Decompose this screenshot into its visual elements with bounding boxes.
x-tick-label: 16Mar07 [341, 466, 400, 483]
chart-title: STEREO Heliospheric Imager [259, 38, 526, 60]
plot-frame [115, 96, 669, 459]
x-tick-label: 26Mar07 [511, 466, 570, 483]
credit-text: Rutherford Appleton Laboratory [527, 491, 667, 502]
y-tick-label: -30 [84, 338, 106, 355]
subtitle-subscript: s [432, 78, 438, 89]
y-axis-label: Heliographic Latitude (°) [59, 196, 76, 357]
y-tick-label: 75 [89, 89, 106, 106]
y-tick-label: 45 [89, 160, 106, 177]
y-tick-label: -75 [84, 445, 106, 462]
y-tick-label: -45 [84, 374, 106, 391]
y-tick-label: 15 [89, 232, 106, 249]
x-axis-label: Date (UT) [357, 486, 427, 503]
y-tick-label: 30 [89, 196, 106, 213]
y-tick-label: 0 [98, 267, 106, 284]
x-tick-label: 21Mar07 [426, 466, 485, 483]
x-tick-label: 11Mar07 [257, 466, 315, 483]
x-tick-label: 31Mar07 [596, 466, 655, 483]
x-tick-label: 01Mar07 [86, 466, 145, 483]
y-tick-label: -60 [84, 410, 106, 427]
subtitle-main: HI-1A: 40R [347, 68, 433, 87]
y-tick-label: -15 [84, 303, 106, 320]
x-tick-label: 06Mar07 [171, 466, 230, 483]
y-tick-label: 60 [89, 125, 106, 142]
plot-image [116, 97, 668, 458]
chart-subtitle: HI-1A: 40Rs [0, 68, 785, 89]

+++

Exercise goal — Reproduce every line of the data above verbatim, without any changes.

Task solution —
Decompose this screenshot into its visual elements with bounding boxes.
x-tick-label: 16Mar07 [341, 466, 400, 483]
chart-title: STEREO Heliospheric Imager [259, 38, 526, 60]
plot-frame [115, 96, 669, 459]
x-tick-label: 26Mar07 [511, 466, 570, 483]
credit-text: Rutherford Appleton Laboratory [527, 491, 667, 502]
y-tick-label: -30 [84, 338, 106, 355]
subtitle-subscript: s [432, 78, 438, 89]
y-axis-label: Heliographic Latitude (°) [59, 196, 76, 357]
y-tick-label: 75 [89, 89, 106, 106]
y-tick-label: 45 [89, 160, 106, 177]
y-tick-label: -75 [84, 445, 106, 462]
y-tick-label: -45 [84, 374, 106, 391]
y-tick-label: 15 [89, 232, 106, 249]
x-axis-label: Date (UT) [357, 486, 427, 503]
y-tick-label: 30 [89, 196, 106, 213]
y-tick-label: 0 [98, 267, 106, 284]
x-tick-label: 21Mar07 [426, 466, 485, 483]
x-tick-label: 11Mar07 [257, 466, 315, 483]
x-tick-label: 31Mar07 [596, 466, 655, 483]
x-tick-label: 01Mar07 [86, 466, 145, 483]
y-tick-label: -60 [84, 410, 106, 427]
subtitle-main: HI-1A: 40R [347, 68, 433, 87]
y-tick-label: -15 [84, 303, 106, 320]
x-tick-label: 06Mar07 [171, 466, 230, 483]
y-tick-label: 60 [89, 125, 106, 142]
plot-image [116, 97, 668, 458]
chart-subtitle: HI-1A: 40Rs [0, 68, 785, 89]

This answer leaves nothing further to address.